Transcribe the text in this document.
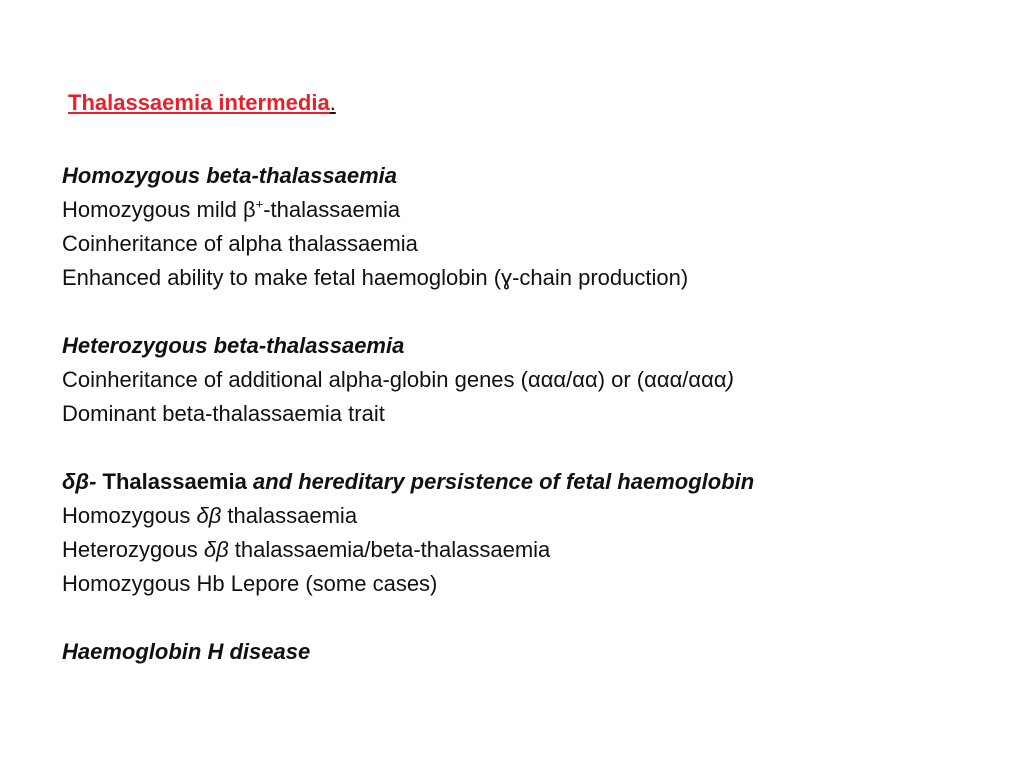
Thalassaemia intermedia.
Homozygous beta-thalassaemia
Homozygous mild β+-thalassaemia
Coinheritance of alpha thalassaemia
Enhanced ability to make fetal haemoglobin (ɣ-chain production)
Heterozygous beta-thalassaemia
Coinheritance of additional alpha-globin genes (ααα/αα) or (ααα/ααα)
Dominant beta-thalassaemia trait
δβ- Thalassaemia and hereditary persistence of fetal haemoglobin
Homozygous δβ thalassaemia
Heterozygous δβ thalassaemia/beta-thalassaemia
Homozygous Hb Lepore (some cases)
Haemoglobin H disease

--

**Directions**. Transcribe every entry exactly, leaving out the pictures.

**Response to the exercise**.
Transcribe the text in this document.
Thalassaemia intermedia.
Homozygous beta-thalassaemia
Homozygous mild β+-thalassaemia
Coinheritance of alpha thalassaemia
Enhanced ability to make fetal haemoglobin (ɣ-chain production)
Heterozygous beta-thalassaemia
Coinheritance of additional alpha-globin genes (ααα/αα) or (ααα/ααα)
Dominant beta-thalassaemia trait
δβ- Thalassaemia and hereditary persistence of fetal haemoglobin
Homozygous δβ thalassaemia
Heterozygous δβ thalassaemia/beta-thalassaemia
Homozygous Hb Lepore (some cases)
Haemoglobin H disease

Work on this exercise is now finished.